_Objectives:_
1 - Which character names appear in the Better Call Saul review below? List each name once.
2 - Write out the passage of the Better Call Saul review below from "In a number" up to and including "last two seasons.".

Better Call Saul Review!

Alright! Today I'm reviewing Better Call Saul, the sequel series to Breaking Bad that revolves around Jimmy McGill's slow descent into Saul Goodman, a gimmicky con man turned lawyer that uses his knowledge of the legal system to legally disrupt the courts. Also here for the ride is a dual narrative featuring the rise of Gustavo Fring's drug enterprise, backed by Mike Ehrmantraut and featuring different adversarial Mexican drug lords. Breaking Bad is often regarded as the greatest television show of all time - so does Better Call Saul live up to that?

In a number of ways, Better Call Saul matches and improves on the quality of its predecessor. At the very least it's far more palatable - the first five seasons revolving around fun legal pranks were a lot more fun to watch than the soul-crushing depths of building a methamphetamine drug empire and the numerous ethical lines crossed to do it. However, the series is also reliant upon the viewers having seen Breaking Bad; without knowing why these people are important, I imagine it would be quite annoying to have half of every episode devoted to Mike Ehrmantraut and how he gets into legitimate drug business with Gustavo Fring, especially when the two plotlines only intertwine in the last two seasons.

_Dataset section:_
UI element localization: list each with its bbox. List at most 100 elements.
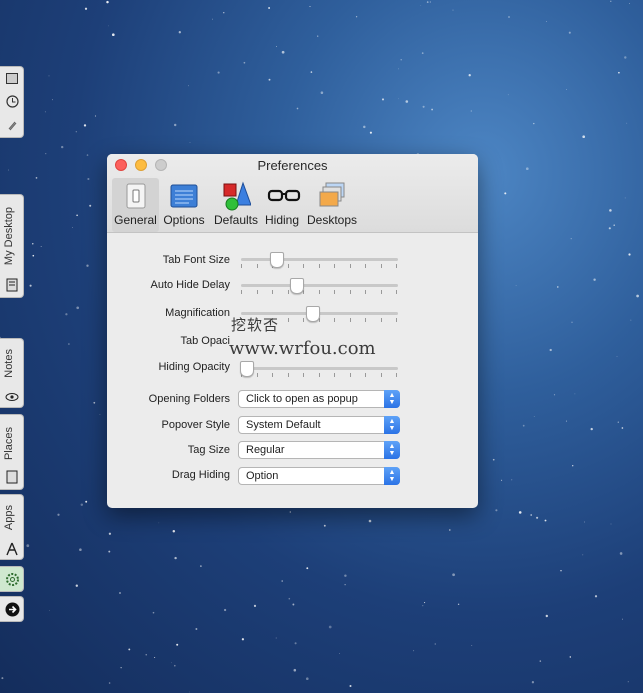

_List of solutions:_
1 -
Jimmy McGill
Saul Goodman
Gustavo Fring
Mike Ehrmantraut

2 -
In a number of ways, Better Call Saul matches and improves on the quality of its predecessor. At the very least it's far more palatable - the first five seasons revolving around fun legal pranks were a lot more fun to watch than the soul-crushing depths of building a methamphetamine drug empire and the numerous ethical lines crossed to do it. However, the series is also reliant upon the viewers having seen Breaking Bad; without knowing why these people are important, I imagine it would be quite annoying to have half of every episode devoted to Mike Ehrmantraut and how he gets into legitimate drug business with Gustavo Fring, especially when the two plotlines only intertwine in the last two seasons.